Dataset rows
━━━

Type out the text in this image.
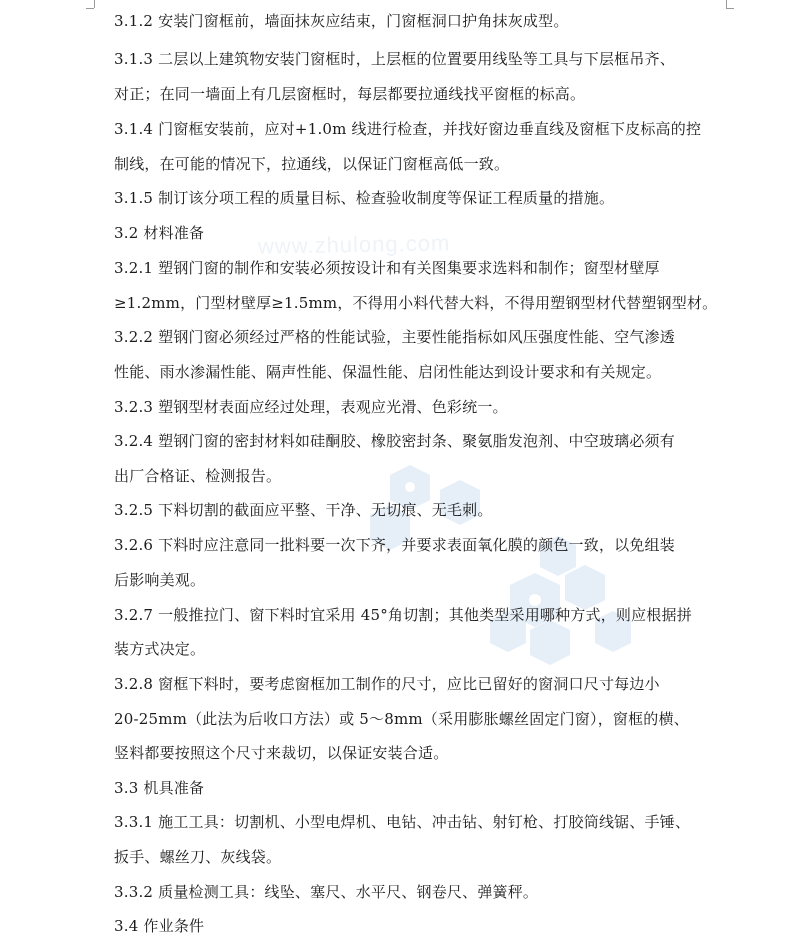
www.zhulong.com
3.1.2 安装门窗框前，墙面抹灰应结束，门窗框洞口护角抹灰成型。
3.1.3 二层以上建筑物安装门窗框时，上层框的位置要用线坠等工具与下层框吊齐、
对正；在同一墙面上有几层窗框时，每层都要拉通线找平窗框的标高。
3.1.4 门窗框安装前，应对+1.0m 线进行检查，并找好窗边垂直线及窗框下皮标高的控
制线，在可能的情况下，拉通线，以保证门窗框高低一致。
3.1.5 制订该分项工程的质量目标、检查验收制度等保证工程质量的措施。
3.2 材料准备
3.2.1 塑钢门窗的制作和安装必须按设计和有关图集要求选料和制作；窗型材壁厚
≥1.2mm，门型材壁厚≥1.5mm，不得用小料代替大料，不得用塑钢型材代替塑钢型材。
3.2.2 塑钢门窗必须经过严格的性能试验，主要性能指标如风压强度性能、空气渗透
性能、雨水渗漏性能、隔声性能、保温性能、启闭性能达到设计要求和有关规定。
3.2.3 塑钢型材表面应经过处理，表观应光滑、色彩统一。
3.2.4 塑钢门窗的密封材料如硅酮胶、橡胶密封条、聚氨脂发泡剂、中空玻璃必须有
出厂合格证、检测报告。
3.2.5 下料切割的截面应平整、干净、无切痕、无毛刺。
3.2.6 下料时应注意同一批料要一次下齐，并要求表面氧化膜的颜色一致，以免组装
后影响美观。
3.2.7 一般推拉门、窗下料时宜采用 45°角切割；其他类型采用哪种方式，则应根据拼
装方式决定。
3.2.8 窗框下料时，要考虑窗框加工制作的尺寸，应比已留好的窗洞口尺寸每边小
20-25mm（此法为后收口方法）或 5～8mm（采用膨胀螺丝固定门窗），窗框的横、
竖料都要按照这个尺寸来裁切，以保证安装合适。
3.3 机具准备
3.3.1 施工工具：切割机、小型电焊机、电钻、冲击钻、射钉枪、打胶筒线锯、手锤、
扳手、螺丝刀、灰线袋。
3.3.2 质量检测工具：线坠、塞尺、水平尺、钢卷尺、弹簧秤。
3.4 作业条件
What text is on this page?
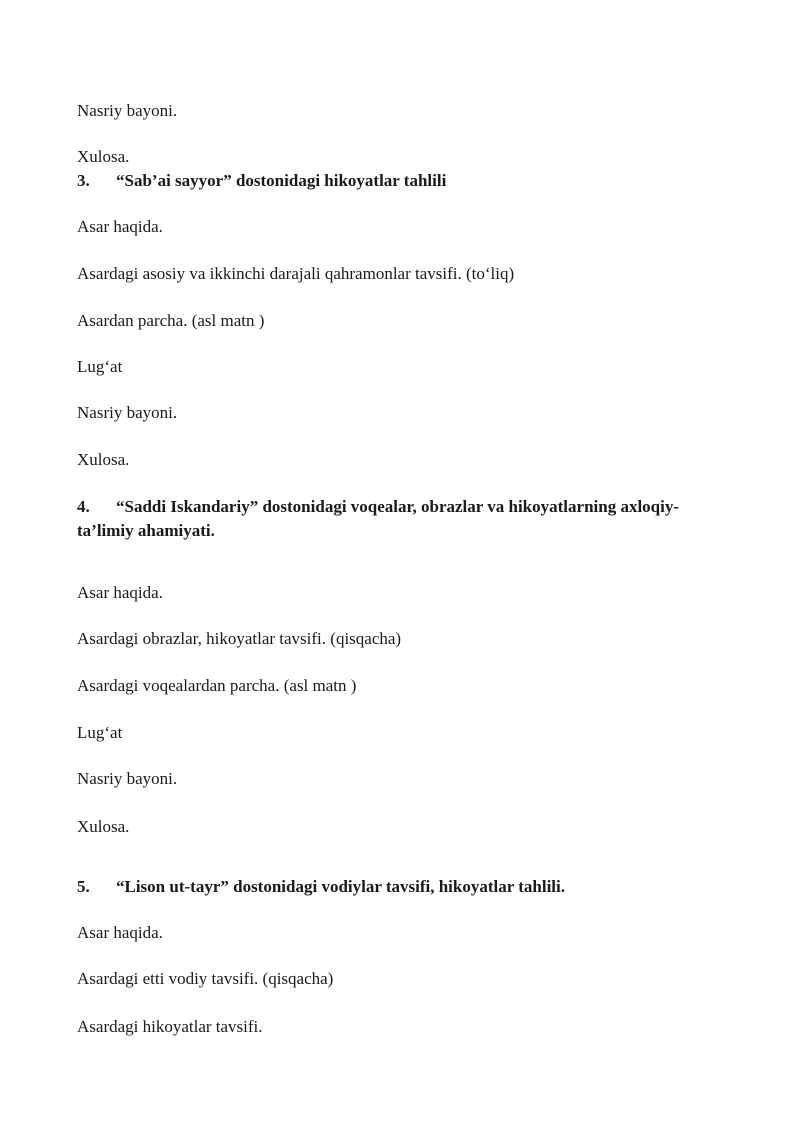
Nasriy bayoni.
Xulosa.
3. “Sab’ai sayyor” dostonidagi hikoyatlar tahlili
Asar haqida.
Asardagi asosiy va ikkinchi darajali qahramonlar tavsifi. (to‘liq)
Asardan parcha. (asl matn )
Lug‘at
Nasriy bayoni.
Xulosa.
4. “Saddi Iskandariy” dostonidagi voqealar, obrazlar va hikoyatlarning axloqiy-
ta’limiy ahamiyati.
Asar haqida.
Asardagi obrazlar, hikoyatlar tavsifi. (qisqacha)
Asardagi voqealardan parcha. (asl matn )
Lug‘at
Nasriy bayoni.
Xulosa.
5. “Lison ut-tayr” dostonidagi vodiylar tavsifi, hikoyatlar tahlili.
Asar haqida.
Asardagi etti vodiy tavsifi. (qisqacha)
Asardagi hikoyatlar tavsifi.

━━━

■ THE PROBLEM: Look through the listing above. Pick out each line with "parcha" and copy it.

■ EXERCISE ANSWER:
Asardan parcha. (asl matn )
Asardagi voqealardan parcha. (asl matn )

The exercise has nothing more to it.